State the number of lines that hold the string "JSON", with nothing added.

Records from a data collection:
******

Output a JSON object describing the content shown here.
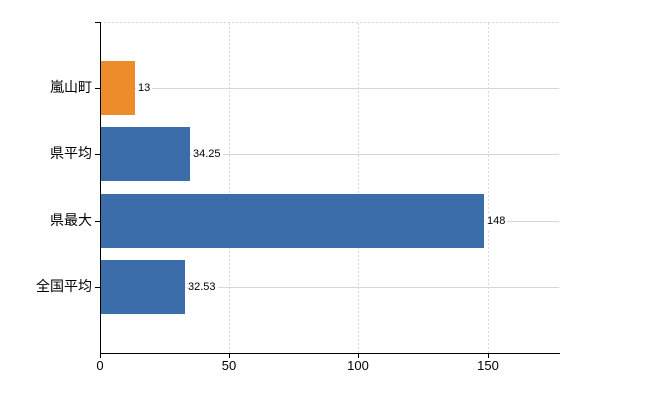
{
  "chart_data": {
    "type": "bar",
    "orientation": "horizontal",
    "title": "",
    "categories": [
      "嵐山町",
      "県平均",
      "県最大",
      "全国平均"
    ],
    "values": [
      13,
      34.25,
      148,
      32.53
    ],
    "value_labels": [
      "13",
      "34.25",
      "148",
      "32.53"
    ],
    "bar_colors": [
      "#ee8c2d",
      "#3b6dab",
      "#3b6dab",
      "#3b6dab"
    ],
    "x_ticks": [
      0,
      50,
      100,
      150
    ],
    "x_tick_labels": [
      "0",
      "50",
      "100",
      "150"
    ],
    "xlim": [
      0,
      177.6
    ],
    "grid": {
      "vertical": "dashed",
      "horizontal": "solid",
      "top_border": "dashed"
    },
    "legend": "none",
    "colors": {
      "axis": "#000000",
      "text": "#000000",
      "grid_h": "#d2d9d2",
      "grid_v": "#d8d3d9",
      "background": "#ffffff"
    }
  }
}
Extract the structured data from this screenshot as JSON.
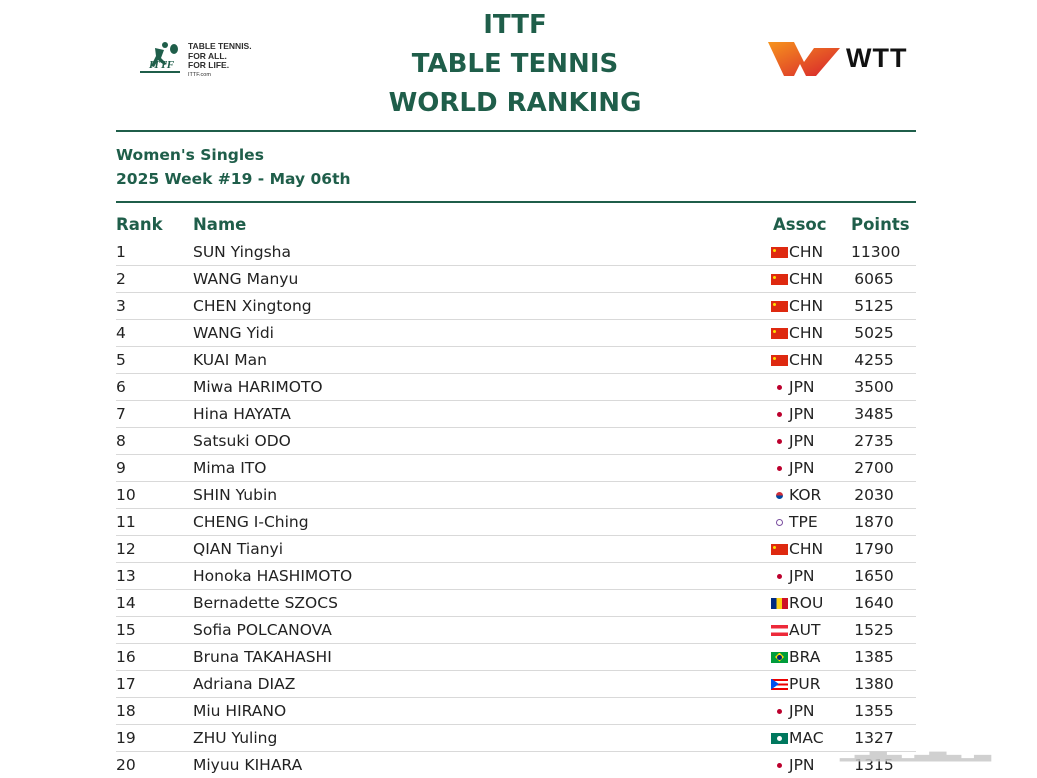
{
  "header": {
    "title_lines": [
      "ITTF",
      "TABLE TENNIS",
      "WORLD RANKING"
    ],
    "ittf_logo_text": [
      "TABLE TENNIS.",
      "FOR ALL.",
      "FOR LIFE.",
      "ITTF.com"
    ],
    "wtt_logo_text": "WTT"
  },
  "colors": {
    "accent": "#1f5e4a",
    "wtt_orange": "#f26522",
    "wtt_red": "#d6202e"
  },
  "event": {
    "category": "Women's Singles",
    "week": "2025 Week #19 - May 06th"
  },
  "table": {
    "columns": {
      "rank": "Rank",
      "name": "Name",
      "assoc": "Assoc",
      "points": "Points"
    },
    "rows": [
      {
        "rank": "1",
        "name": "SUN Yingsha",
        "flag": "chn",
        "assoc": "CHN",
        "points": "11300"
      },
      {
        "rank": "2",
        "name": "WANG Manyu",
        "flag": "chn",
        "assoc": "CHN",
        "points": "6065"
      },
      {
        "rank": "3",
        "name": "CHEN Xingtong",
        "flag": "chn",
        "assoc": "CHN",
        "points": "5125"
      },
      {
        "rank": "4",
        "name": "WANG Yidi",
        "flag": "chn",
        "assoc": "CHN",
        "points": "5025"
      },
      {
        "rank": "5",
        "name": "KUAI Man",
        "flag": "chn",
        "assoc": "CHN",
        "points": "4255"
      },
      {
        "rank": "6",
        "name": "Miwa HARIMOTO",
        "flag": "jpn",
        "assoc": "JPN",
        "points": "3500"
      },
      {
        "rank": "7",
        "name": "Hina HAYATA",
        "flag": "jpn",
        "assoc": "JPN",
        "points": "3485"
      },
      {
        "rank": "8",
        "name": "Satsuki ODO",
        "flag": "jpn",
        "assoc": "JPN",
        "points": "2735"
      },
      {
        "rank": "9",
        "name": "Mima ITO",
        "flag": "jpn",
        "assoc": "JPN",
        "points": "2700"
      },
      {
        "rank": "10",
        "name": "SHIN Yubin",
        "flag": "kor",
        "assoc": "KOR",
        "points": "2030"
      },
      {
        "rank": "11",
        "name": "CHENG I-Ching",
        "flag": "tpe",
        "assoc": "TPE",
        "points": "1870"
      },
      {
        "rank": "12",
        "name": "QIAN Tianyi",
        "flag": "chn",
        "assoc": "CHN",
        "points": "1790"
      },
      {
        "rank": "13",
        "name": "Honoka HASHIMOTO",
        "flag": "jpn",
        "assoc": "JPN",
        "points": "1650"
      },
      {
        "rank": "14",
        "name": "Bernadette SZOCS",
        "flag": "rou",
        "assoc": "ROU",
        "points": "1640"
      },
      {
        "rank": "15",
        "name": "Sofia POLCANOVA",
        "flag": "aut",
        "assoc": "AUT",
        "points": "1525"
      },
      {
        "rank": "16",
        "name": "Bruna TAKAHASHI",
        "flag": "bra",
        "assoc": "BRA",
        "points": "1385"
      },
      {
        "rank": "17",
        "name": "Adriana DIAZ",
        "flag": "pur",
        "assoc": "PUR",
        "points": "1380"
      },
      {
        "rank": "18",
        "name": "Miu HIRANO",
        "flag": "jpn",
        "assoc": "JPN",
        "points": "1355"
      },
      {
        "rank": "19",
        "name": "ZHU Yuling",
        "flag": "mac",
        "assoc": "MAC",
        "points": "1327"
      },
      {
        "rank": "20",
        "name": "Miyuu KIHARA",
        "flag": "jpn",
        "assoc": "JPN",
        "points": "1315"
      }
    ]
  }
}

******

**Task solution:** 2